Working data →
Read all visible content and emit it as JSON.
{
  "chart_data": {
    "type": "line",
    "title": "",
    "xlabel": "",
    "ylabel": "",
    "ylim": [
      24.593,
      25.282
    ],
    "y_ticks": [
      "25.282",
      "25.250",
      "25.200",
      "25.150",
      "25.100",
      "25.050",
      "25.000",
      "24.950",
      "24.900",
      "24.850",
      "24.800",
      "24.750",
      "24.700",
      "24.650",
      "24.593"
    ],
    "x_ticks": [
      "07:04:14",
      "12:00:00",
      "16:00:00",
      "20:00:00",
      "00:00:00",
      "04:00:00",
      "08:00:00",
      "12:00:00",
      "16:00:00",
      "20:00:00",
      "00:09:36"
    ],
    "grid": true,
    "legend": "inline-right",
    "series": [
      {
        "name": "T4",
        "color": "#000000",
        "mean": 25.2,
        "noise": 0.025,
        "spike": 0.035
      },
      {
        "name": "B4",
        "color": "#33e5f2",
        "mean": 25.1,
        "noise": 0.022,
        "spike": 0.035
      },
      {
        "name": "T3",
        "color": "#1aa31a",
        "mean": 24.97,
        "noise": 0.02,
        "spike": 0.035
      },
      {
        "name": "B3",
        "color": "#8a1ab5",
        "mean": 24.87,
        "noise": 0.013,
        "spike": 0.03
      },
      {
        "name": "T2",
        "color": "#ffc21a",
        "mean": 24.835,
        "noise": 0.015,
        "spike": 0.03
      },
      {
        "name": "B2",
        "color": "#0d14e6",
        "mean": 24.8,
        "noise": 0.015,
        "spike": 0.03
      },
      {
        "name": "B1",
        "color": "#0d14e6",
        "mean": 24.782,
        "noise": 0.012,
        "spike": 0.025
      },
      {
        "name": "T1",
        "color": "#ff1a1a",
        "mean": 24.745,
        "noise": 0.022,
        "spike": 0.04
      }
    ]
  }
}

To be done → Repeat the material from above exactly, word for word.

Answer to the exercise →
Read all visible content and emit it as JSON.
{
  "chart_data": {
    "type": "line",
    "title": "",
    "xlabel": "",
    "ylabel": "",
    "ylim": [
      24.593,
      25.282
    ],
    "y_ticks": [
      "25.282",
      "25.250",
      "25.200",
      "25.150",
      "25.100",
      "25.050",
      "25.000",
      "24.950",
      "24.900",
      "24.850",
      "24.800",
      "24.750",
      "24.700",
      "24.650",
      "24.593"
    ],
    "x_ticks": [
      "07:04:14",
      "12:00:00",
      "16:00:00",
      "20:00:00",
      "00:00:00",
      "04:00:00",
      "08:00:00",
      "12:00:00",
      "16:00:00",
      "20:00:00",
      "00:09:36"
    ],
    "grid": true,
    "legend": "inline-right",
    "series": [
      {
        "name": "T4",
        "color": "#000000",
        "mean": 25.2,
        "noise": 0.025,
        "spike": 0.035
      },
      {
        "name": "B4",
        "color": "#33e5f2",
        "mean": 25.1,
        "noise": 0.022,
        "spike": 0.035
      },
      {
        "name": "T3",
        "color": "#1aa31a",
        "mean": 24.97,
        "noise": 0.02,
        "spike": 0.035
      },
      {
        "name": "B3",
        "color": "#8a1ab5",
        "mean": 24.87,
        "noise": 0.013,
        "spike": 0.03
      },
      {
        "name": "T2",
        "color": "#ffc21a",
        "mean": 24.835,
        "noise": 0.015,
        "spike": 0.03
      },
      {
        "name": "B2",
        "color": "#0d14e6",
        "mean": 24.8,
        "noise": 0.015,
        "spike": 0.03
      },
      {
        "name": "B1",
        "color": "#0d14e6",
        "mean": 24.782,
        "noise": 0.012,
        "spike": 0.025
      },
      {
        "name": "T1",
        "color": "#ff1a1a",
        "mean": 24.745,
        "noise": 0.022,
        "spike": 0.04
      }
    ]
  }
}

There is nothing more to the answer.